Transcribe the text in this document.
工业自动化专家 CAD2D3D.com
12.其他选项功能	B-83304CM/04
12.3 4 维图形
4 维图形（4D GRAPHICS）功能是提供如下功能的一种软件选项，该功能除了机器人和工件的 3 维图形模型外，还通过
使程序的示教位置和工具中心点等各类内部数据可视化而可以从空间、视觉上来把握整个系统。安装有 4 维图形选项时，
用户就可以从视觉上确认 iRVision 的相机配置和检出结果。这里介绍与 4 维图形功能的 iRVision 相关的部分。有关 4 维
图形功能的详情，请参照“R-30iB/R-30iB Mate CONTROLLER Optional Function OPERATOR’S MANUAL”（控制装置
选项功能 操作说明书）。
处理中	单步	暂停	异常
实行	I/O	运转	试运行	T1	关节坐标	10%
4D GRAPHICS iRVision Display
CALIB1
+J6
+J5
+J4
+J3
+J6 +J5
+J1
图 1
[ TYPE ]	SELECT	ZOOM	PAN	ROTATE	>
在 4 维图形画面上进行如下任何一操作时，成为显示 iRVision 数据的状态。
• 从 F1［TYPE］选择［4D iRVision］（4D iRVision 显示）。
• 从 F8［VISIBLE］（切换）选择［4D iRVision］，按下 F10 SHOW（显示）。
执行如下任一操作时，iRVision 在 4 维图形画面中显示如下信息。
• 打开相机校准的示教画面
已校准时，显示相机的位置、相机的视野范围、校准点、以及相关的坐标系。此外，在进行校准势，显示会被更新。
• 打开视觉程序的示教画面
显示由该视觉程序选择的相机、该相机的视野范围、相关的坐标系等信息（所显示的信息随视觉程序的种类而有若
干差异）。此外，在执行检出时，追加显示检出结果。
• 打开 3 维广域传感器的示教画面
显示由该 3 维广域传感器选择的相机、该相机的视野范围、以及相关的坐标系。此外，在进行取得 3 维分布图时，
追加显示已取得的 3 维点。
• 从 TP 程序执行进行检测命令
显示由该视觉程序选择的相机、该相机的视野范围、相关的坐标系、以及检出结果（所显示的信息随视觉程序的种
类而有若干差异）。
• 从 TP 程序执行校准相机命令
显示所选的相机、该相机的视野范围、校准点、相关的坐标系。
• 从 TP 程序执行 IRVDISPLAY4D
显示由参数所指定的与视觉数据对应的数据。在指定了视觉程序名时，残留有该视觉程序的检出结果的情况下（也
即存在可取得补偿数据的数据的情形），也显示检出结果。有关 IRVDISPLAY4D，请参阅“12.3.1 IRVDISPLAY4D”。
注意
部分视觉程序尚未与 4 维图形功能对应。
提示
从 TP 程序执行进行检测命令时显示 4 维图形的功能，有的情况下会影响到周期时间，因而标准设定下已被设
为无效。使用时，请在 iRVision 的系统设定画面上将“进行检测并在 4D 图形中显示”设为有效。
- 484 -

WHAT YOU ARE ASKED TO DO: Give the number of lines that hold the word "该相机的视野范围" in these records, with nothing added.

RESULT: 4